## REQUIRED WORK
Each line of the listing that contains the word "观察现象" is to be copied.

Collected data:
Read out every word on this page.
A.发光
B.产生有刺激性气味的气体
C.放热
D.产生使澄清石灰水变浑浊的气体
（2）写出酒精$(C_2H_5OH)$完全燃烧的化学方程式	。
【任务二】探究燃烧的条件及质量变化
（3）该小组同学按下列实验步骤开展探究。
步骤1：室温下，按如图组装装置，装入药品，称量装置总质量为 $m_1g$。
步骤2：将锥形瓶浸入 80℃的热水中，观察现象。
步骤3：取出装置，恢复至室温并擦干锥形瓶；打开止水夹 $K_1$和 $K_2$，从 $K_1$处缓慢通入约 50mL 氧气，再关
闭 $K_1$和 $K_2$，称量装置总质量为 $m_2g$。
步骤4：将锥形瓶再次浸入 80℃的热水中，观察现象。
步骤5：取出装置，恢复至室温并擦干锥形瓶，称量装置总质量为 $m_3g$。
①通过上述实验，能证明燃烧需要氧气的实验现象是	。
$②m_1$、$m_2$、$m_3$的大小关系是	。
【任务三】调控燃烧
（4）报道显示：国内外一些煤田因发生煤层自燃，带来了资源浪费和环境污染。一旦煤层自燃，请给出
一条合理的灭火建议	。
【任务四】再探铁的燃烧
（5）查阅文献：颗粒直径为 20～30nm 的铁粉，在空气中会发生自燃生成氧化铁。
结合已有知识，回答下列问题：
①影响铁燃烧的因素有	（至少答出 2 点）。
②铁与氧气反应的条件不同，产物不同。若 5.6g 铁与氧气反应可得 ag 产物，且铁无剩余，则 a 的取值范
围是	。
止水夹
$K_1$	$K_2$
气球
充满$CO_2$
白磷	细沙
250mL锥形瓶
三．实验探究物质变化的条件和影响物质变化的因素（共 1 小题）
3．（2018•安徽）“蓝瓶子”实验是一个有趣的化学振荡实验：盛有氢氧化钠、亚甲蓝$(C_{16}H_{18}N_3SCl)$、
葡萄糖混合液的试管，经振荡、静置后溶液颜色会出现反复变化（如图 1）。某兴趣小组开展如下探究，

## CORRECT OUTPUT
步骤2：将锥形瓶浸入 80℃的热水中，观察现象。
步骤4：将锥形瓶再次浸入 80℃的热水中，观察现象。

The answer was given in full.